Entries from a dataset

....

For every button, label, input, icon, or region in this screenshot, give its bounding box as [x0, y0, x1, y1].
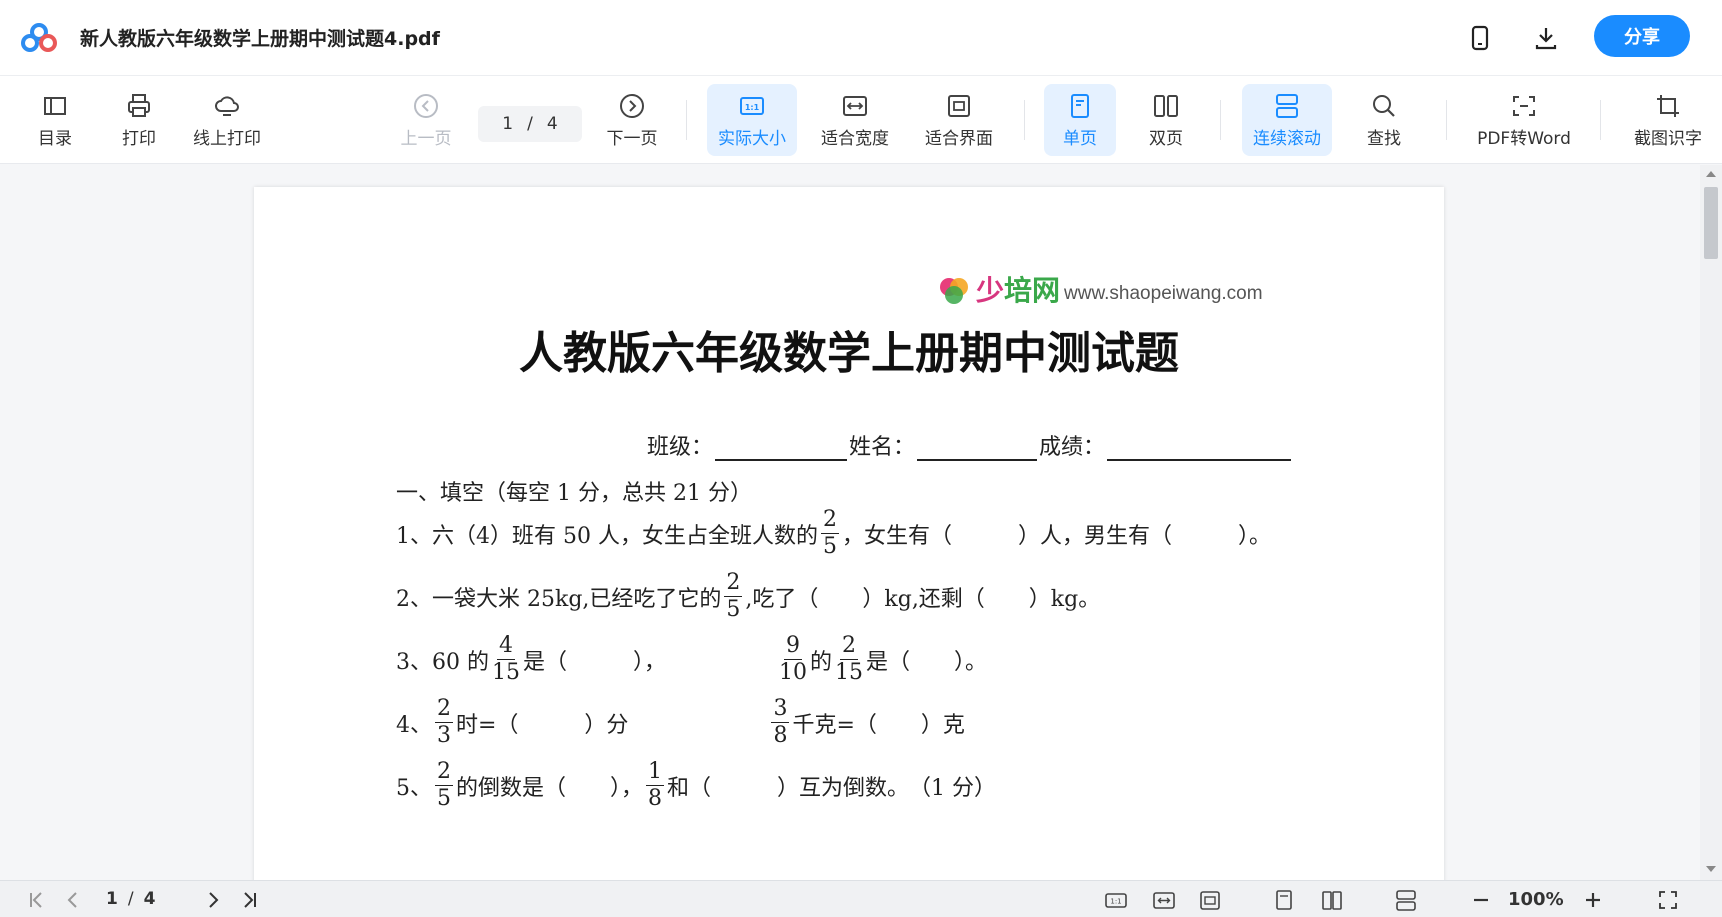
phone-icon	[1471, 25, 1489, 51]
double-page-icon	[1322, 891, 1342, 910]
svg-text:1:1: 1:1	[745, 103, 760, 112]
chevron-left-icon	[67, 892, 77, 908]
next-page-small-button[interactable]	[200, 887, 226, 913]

....

Requirement:
Retype the lines above exactly as they appear, leaving out the pictures.

Solution for this problem:
For every button, label, input, icon, or region in this screenshot, give its bounding box as [x0, y0, x1, y1].
phone-icon	[1471, 25, 1489, 51]
double-page-icon	[1322, 891, 1342, 910]
svg-text:1:1: 1:1	[745, 103, 760, 112]
chevron-left-icon	[67, 892, 77, 908]
next-page-small-button[interactable]	[200, 887, 226, 913]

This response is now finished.